## Exercise brief
Transcribe the tail of the listing: start at the line containing "Convert this document image to plain text." and stop after the last line, keeping every character as is and adding nothing.

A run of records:
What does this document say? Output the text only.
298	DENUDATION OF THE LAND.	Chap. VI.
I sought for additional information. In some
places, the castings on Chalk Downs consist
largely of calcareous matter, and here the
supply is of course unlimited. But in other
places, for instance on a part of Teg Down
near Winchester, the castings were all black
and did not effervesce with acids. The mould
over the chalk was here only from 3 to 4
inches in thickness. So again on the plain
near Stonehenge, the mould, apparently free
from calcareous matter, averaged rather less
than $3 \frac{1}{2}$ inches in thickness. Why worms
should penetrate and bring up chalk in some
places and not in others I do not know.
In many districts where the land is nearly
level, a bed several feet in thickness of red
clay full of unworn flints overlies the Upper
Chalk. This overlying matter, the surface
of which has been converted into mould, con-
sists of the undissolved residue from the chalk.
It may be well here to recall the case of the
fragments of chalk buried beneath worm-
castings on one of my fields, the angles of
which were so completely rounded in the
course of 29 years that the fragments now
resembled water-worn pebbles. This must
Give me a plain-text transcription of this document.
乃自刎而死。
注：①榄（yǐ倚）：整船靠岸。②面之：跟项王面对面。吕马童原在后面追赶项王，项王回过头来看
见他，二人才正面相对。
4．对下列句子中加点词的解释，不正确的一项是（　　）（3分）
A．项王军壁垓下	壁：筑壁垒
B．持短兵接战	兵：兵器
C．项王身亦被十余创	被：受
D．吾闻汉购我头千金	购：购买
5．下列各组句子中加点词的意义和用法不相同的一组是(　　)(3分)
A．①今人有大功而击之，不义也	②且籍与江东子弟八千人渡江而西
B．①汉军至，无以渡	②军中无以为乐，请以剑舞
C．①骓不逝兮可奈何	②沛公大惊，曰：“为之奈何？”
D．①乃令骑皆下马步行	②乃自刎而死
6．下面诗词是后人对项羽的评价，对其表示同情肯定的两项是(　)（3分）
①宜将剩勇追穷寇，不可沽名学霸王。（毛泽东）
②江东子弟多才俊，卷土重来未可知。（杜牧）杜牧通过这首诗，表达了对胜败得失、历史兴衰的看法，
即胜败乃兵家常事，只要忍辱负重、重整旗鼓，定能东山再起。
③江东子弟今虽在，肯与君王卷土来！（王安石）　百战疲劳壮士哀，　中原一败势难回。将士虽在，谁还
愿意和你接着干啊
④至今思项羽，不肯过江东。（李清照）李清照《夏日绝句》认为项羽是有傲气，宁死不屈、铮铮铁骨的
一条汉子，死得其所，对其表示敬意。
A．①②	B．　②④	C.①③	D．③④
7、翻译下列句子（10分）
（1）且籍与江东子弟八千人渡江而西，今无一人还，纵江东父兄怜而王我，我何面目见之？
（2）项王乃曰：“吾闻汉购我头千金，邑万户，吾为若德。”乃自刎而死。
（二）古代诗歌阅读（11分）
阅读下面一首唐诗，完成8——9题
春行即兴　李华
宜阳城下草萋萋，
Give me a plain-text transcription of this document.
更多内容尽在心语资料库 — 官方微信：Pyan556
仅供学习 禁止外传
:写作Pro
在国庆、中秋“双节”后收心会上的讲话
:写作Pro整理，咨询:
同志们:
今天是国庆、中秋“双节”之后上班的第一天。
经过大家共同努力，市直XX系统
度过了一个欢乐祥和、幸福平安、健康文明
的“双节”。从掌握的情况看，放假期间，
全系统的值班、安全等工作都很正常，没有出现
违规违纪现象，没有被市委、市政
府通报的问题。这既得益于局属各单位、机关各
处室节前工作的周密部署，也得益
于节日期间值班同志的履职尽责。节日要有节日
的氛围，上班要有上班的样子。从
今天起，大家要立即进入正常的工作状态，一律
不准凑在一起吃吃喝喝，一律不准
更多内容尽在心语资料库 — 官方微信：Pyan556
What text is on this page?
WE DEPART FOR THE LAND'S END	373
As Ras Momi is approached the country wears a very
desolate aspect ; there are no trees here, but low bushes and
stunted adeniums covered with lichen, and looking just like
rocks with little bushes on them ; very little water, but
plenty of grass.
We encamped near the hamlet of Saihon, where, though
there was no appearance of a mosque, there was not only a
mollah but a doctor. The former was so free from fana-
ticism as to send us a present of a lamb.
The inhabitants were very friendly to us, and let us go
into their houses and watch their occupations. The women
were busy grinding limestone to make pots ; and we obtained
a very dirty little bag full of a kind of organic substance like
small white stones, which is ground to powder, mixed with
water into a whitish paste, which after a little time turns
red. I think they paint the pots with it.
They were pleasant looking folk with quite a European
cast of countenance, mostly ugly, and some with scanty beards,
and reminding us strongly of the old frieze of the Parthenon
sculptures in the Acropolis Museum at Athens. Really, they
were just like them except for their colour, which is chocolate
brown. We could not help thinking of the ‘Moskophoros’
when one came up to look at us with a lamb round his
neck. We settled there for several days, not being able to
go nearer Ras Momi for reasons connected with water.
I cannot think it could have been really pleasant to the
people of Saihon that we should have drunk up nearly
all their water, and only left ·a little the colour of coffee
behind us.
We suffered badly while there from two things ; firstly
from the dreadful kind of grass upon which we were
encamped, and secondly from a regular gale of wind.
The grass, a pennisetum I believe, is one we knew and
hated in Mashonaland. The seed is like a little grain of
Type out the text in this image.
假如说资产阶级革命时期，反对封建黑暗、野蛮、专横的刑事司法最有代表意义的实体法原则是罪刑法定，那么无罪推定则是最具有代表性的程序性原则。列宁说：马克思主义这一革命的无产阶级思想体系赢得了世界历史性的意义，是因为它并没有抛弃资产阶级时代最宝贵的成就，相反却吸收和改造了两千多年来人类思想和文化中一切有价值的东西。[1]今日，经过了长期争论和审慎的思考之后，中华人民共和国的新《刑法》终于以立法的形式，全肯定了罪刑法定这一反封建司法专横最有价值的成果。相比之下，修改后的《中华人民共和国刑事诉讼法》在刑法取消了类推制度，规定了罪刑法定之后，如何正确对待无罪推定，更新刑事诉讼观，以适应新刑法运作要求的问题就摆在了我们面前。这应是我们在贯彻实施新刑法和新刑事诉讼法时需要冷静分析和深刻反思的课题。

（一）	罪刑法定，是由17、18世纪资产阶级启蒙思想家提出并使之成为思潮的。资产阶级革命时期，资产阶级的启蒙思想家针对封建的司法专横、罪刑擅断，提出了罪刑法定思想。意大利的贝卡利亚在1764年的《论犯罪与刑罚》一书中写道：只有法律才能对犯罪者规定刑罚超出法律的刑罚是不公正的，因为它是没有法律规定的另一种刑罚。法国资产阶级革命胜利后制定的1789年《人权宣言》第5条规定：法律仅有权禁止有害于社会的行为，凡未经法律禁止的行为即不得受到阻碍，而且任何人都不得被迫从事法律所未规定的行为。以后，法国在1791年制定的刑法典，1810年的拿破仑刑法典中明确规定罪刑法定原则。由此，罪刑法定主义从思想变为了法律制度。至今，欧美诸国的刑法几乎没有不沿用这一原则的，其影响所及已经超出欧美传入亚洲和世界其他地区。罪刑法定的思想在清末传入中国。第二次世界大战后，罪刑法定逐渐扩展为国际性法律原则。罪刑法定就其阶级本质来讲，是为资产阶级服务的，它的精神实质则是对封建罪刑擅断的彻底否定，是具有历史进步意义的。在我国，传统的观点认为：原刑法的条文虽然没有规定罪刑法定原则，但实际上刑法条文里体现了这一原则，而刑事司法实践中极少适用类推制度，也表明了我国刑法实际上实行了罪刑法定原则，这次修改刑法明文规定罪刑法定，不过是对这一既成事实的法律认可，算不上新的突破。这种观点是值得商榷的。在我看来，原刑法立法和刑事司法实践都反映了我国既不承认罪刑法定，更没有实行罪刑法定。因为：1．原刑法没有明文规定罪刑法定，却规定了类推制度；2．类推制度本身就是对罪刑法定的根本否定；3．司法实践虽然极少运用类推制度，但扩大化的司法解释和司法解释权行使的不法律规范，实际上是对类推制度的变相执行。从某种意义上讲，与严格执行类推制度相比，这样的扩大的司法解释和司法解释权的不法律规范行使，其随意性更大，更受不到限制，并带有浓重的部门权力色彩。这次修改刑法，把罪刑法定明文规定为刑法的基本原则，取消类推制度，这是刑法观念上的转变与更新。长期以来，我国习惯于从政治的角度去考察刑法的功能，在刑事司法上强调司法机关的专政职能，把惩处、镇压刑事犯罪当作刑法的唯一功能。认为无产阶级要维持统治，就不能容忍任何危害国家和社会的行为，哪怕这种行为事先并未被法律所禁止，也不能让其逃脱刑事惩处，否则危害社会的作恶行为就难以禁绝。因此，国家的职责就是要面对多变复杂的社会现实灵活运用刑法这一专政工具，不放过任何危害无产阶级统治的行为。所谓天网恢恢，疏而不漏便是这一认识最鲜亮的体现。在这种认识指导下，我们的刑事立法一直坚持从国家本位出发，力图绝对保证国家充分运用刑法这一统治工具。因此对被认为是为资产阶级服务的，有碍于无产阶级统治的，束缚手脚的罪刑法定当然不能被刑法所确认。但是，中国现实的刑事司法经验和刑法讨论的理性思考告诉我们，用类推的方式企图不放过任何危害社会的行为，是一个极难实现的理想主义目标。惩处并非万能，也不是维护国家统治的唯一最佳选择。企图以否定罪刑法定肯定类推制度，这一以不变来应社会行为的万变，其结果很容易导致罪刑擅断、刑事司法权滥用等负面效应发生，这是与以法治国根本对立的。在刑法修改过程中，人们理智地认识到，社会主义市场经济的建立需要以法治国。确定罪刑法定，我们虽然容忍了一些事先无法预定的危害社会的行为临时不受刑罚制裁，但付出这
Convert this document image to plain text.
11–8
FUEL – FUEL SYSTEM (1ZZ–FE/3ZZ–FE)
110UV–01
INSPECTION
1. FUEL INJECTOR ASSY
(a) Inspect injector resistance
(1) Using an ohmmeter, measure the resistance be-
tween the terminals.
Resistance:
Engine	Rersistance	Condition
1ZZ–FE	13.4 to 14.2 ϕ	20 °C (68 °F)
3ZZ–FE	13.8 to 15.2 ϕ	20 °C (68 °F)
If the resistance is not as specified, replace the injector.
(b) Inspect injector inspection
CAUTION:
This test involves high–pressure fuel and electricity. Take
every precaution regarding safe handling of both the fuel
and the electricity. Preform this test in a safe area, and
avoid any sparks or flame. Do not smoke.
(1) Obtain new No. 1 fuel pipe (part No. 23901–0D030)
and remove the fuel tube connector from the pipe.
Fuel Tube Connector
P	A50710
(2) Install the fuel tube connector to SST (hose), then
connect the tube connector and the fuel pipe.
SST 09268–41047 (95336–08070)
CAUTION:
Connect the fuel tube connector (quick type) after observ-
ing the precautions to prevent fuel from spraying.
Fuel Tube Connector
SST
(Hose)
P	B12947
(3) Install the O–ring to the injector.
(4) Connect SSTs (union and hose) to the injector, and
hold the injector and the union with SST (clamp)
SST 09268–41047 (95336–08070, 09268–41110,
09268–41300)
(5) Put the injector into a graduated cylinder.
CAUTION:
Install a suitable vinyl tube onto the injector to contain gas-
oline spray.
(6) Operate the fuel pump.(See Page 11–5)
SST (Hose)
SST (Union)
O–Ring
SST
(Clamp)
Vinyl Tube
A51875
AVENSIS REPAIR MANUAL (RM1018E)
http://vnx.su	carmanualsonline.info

## Solution for this problem
Convert this document image to plain text.
11–8
FUEL – FUEL SYSTEM (1ZZ–FE/3ZZ–FE)
110UV–01
INSPECTION
1. FUEL INJECTOR ASSY
(a) Inspect injector resistance
(1) Using an ohmmeter, measure the resistance be-
tween the terminals.
Resistance:
Engine	Rersistance	Condition
1ZZ–FE	13.4 to 14.2 ϕ	20 °C (68 °F)
3ZZ–FE	13.8 to 15.2 ϕ	20 °C (68 °F)
If the resistance is not as specified, replace the injector.
(b) Inspect injector inspection
CAUTION:
This test involves high–pressure fuel and electricity. Take
every precaution regarding safe handling of both the fuel
and the electricity. Preform this test in a safe area, and
avoid any sparks or flame. Do not smoke.
(1) Obtain new No. 1 fuel pipe (part No. 23901–0D030)
and remove the fuel tube connector from the pipe.
Fuel Tube Connector
P	A50710
(2) Install the fuel tube connector to SST (hose), then
connect the tube connector and the fuel pipe.
SST 09268–41047 (95336–08070)
CAUTION:
Connect the fuel tube connector (quick type) after observ-
ing the precautions to prevent fuel from spraying.
Fuel Tube Connector
SST
(Hose)
P	B12947
(3) Install the O–ring to the injector.
(4) Connect SSTs (union and hose) to the injector, and
hold the injector and the union with SST (clamp)
SST 09268–41047 (95336–08070, 09268–41110,
09268–41300)
(5) Put the injector into a graduated cylinder.
CAUTION:
Install a suitable vinyl tube onto the injector to contain gas-
oline spray.
(6) Operate the fuel pump.(See Page 11–5)
SST (Hose)
SST (Union)
O–Ring
SST
(Clamp)
Vinyl Tube
A51875
AVENSIS REPAIR MANUAL (RM1018E)
http://vnx.su	carmanualsonline.info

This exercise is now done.